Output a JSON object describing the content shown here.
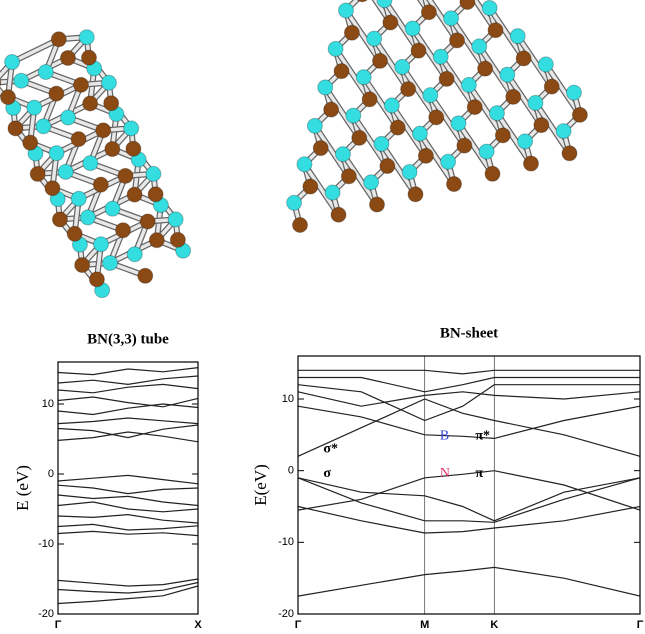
{
  "chart_data": [
    {
      "type": "line",
      "title": "BN(3,3) tube",
      "ylabel": "E (eV)",
      "x": [
        0,
        0.25,
        0.5,
        0.75,
        1
      ],
      "xlim": [
        0,
        1
      ],
      "xticks": [
        {
          "value": 0,
          "label": "Γ"
        },
        {
          "value": 1,
          "label": "X"
        }
      ],
      "ylim": [
        -20,
        16
      ],
      "yticks": [
        -20,
        -10,
        0,
        10
      ],
      "xgrid": false,
      "series": [
        {
          "color": "#222",
          "values": [
            4.8,
            5.2,
            6,
            5.4,
            4.6
          ]
        },
        {
          "color": "#222",
          "values": [
            6.5,
            6.2,
            5.2,
            6.4,
            7
          ]
        },
        {
          "color": "#222",
          "values": [
            7.2,
            7.5,
            8,
            7.6,
            7.2
          ]
        },
        {
          "color": "#222",
          "values": [
            9,
            8.5,
            9.4,
            10,
            9.5
          ]
        },
        {
          "color": "#222",
          "values": [
            10.5,
            11,
            10.2,
            9.6,
            10.8
          ]
        },
        {
          "color": "#222",
          "values": [
            12,
            11.6,
            12.4,
            12.8,
            12.2
          ]
        },
        {
          "color": "#222",
          "values": [
            13,
            13.4,
            12.8,
            13.6,
            14
          ]
        },
        {
          "color": "#222",
          "values": [
            14.5,
            14.2,
            15,
            14.6,
            15.2
          ]
        },
        {
          "color": "#222",
          "values": [
            -1,
            -0.6,
            -0.2,
            -0.8,
            -1.4
          ]
        },
        {
          "color": "#222",
          "values": [
            -1.6,
            -2,
            -2.8,
            -2.2,
            -2
          ]
        },
        {
          "color": "#222",
          "values": [
            -3,
            -3.5,
            -3.2,
            -4,
            -4.5
          ]
        },
        {
          "color": "#222",
          "values": [
            -4.5,
            -4,
            -5,
            -5.4,
            -5
          ]
        },
        {
          "color": "#222",
          "values": [
            -6,
            -6.2,
            -5.8,
            -6.6,
            -7
          ]
        },
        {
          "color": "#222",
          "values": [
            -7.5,
            -7.2,
            -8,
            -7.8,
            -7.4
          ]
        },
        {
          "color": "#222",
          "values": [
            -8.5,
            -8.2,
            -8.6,
            -8.4,
            -8.8
          ]
        },
        {
          "color": "#222",
          "values": [
            -15.2,
            -15.6,
            -16,
            -15.8,
            -15
          ]
        },
        {
          "color": "#222",
          "values": [
            -16.5,
            -16.8,
            -17,
            -16.6,
            -15.5
          ]
        },
        {
          "color": "#222",
          "values": [
            -18.5,
            -18.2,
            -17.8,
            -17.4,
            -16
          ]
        }
      ]
    },
    {
      "type": "line",
      "title": "BN-sheet",
      "ylabel": "E(eV)",
      "x": [
        0,
        0.5,
        1,
        1.3,
        1.55,
        2.1,
        2.7
      ],
      "xlim": [
        0,
        2.7
      ],
      "xticks": [
        {
          "value": 0,
          "label": "Γ"
        },
        {
          "value": 1,
          "label": "M"
        },
        {
          "value": 1.55,
          "label": "K"
        },
        {
          "value": 2.7,
          "label": "Γ"
        }
      ],
      "ylim": [
        -20,
        16
      ],
      "yticks": [
        -20,
        -10,
        0,
        10
      ],
      "xgrid": true,
      "series": [
        {
          "color": "#222",
          "values": [
            -17.5,
            -16,
            -14.5,
            -14,
            -13.5,
            -15,
            -17.5
          ]
        },
        {
          "color": "#222",
          "values": [
            -5,
            -7,
            -8.7,
            -8.5,
            -8,
            -7,
            -5
          ]
        },
        {
          "color": "#222",
          "values": [
            -1,
            -4.5,
            -7,
            -7,
            -7.2,
            -4,
            -1
          ]
        },
        {
          "color": "#222",
          "values": [
            -1,
            -3,
            -3.5,
            -5,
            -7,
            -3,
            -1
          ]
        },
        {
          "color": "#222",
          "values": [
            -5.5,
            -4,
            -1,
            -0.5,
            0,
            -2,
            -5.5
          ]
        },
        {
          "color": "#222",
          "values": [
            9,
            7.5,
            5,
            4.8,
            4.5,
            7,
            9
          ]
        },
        {
          "color": "#222",
          "values": [
            2,
            6,
            10,
            8,
            7,
            5,
            2
          ]
        },
        {
          "color": "#222",
          "values": [
            11,
            9,
            10.5,
            11,
            10.5,
            10,
            11
          ]
        },
        {
          "color": "#222",
          "values": [
            12,
            11,
            7,
            9,
            12,
            12,
            12
          ]
        },
        {
          "color": "#222",
          "values": [
            13,
            13,
            11,
            12,
            13,
            13,
            13
          ]
        },
        {
          "color": "#222",
          "values": [
            14,
            14,
            14,
            13.5,
            14,
            14,
            14
          ]
        }
      ],
      "annotations": [
        {
          "text": "σ*"
        },
        {
          "text": "σ"
        },
        {
          "text": "B",
          "color": "#3344dd"
        },
        {
          "text": "π*"
        },
        {
          "text": "N",
          "color": "#e0306a"
        },
        {
          "text": "π"
        }
      ]
    }
  ]
}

----------

■ **Problem statement**
The records above are to be quoted exactly, with all pictures left out.

■ **Solution**
Output a JSON object describing the content shown here.
{
  "chart_data": [
    {
      "type": "line",
      "title": "BN(3,3) tube",
      "ylabel": "E (eV)",
      "x": [
        0,
        0.25,
        0.5,
        0.75,
        1
      ],
      "xlim": [
        0,
        1
      ],
      "xticks": [
        {
          "value": 0,
          "label": "Γ"
        },
        {
          "value": 1,
          "label": "X"
        }
      ],
      "ylim": [
        -20,
        16
      ],
      "yticks": [
        -20,
        -10,
        0,
        10
      ],
      "xgrid": false,
      "series": [
        {
          "color": "#222",
          "values": [
            4.8,
            5.2,
            6,
            5.4,
            4.6
          ]
        },
        {
          "color": "#222",
          "values": [
            6.5,
            6.2,
            5.2,
            6.4,
            7
          ]
        },
        {
          "color": "#222",
          "values": [
            7.2,
            7.5,
            8,
            7.6,
            7.2
          ]
        },
        {
          "color": "#222",
          "values": [
            9,
            8.5,
            9.4,
            10,
            9.5
          ]
        },
        {
          "color": "#222",
          "values": [
            10.5,
            11,
            10.2,
            9.6,
            10.8
          ]
        },
        {
          "color": "#222",
          "values": [
            12,
            11.6,
            12.4,
            12.8,
            12.2
          ]
        },
        {
          "color": "#222",
          "values": [
            13,
            13.4,
            12.8,
            13.6,
            14
          ]
        },
        {
          "color": "#222",
          "values": [
            14.5,
            14.2,
            15,
            14.6,
            15.2
          ]
        },
        {
          "color": "#222",
          "values": [
            -1,
            -0.6,
            -0.2,
            -0.8,
            -1.4
          ]
        },
        {
          "color": "#222",
          "values": [
            -1.6,
            -2,
            -2.8,
            -2.2,
            -2
          ]
        },
        {
          "color": "#222",
          "values": [
            -3,
            -3.5,
            -3.2,
            -4,
            -4.5
          ]
        },
        {
          "color": "#222",
          "values": [
            -4.5,
            -4,
            -5,
            -5.4,
            -5
          ]
        },
        {
          "color": "#222",
          "values": [
            -6,
            -6.2,
            -5.8,
            -6.6,
            -7
          ]
        },
        {
          "color": "#222",
          "values": [
            -7.5,
            -7.2,
            -8,
            -7.8,
            -7.4
          ]
        },
        {
          "color": "#222",
          "values": [
            -8.5,
            -8.2,
            -8.6,
            -8.4,
            -8.8
          ]
        },
        {
          "color": "#222",
          "values": [
            -15.2,
            -15.6,
            -16,
            -15.8,
            -15
          ]
        },
        {
          "color": "#222",
          "values": [
            -16.5,
            -16.8,
            -17,
            -16.6,
            -15.5
          ]
        },
        {
          "color": "#222",
          "values": [
            -18.5,
            -18.2,
            -17.8,
            -17.4,
            -16
          ]
        }
      ]
    },
    {
      "type": "line",
      "title": "BN-sheet",
      "ylabel": "E(eV)",
      "x": [
        0,
        0.5,
        1,
        1.3,
        1.55,
        2.1,
        2.7
      ],
      "xlim": [
        0,
        2.7
      ],
      "xticks": [
        {
          "value": 0,
          "label": "Γ"
        },
        {
          "value": 1,
          "label": "M"
        },
        {
          "value": 1.55,
          "label": "K"
        },
        {
          "value": 2.7,
          "label": "Γ"
        }
      ],
      "ylim": [
        -20,
        16
      ],
      "yticks": [
        -20,
        -10,
        0,
        10
      ],
      "xgrid": true,
      "series": [
        {
          "color": "#222",
          "values": [
            -17.5,
            -16,
            -14.5,
            -14,
            -13.5,
            -15,
            -17.5
          ]
        },
        {
          "color": "#222",
          "values": [
            -5,
            -7,
            -8.7,
            -8.5,
            -8,
            -7,
            -5
          ]
        },
        {
          "color": "#222",
          "values": [
            -1,
            -4.5,
            -7,
            -7,
            -7.2,
            -4,
            -1
          ]
        },
        {
          "color": "#222",
          "values": [
            -1,
            -3,
            -3.5,
            -5,
            -7,
            -3,
            -1
          ]
        },
        {
          "color": "#222",
          "values": [
            -5.5,
            -4,
            -1,
            -0.5,
            0,
            -2,
            -5.5
          ]
        },
        {
          "color": "#222",
          "values": [
            9,
            7.5,
            5,
            4.8,
            4.5,
            7,
            9
          ]
        },
        {
          "color": "#222",
          "values": [
            2,
            6,
            10,
            8,
            7,
            5,
            2
          ]
        },
        {
          "color": "#222",
          "values": [
            11,
            9,
            10.5,
            11,
            10.5,
            10,
            11
          ]
        },
        {
          "color": "#222",
          "values": [
            12,
            11,
            7,
            9,
            12,
            12,
            12
          ]
        },
        {
          "color": "#222",
          "values": [
            13,
            13,
            11,
            12,
            13,
            13,
            13
          ]
        },
        {
          "color": "#222",
          "values": [
            14,
            14,
            14,
            13.5,
            14,
            14,
            14
          ]
        }
      ],
      "annotations": [
        {
          "text": "σ*"
        },
        {
          "text": "σ"
        },
        {
          "text": "B",
          "color": "#3344dd"
        },
        {
          "text": "π*"
        },
        {
          "text": "N",
          "color": "#e0306a"
        },
        {
          "text": "π"
        }
      ]
    }
  ]
}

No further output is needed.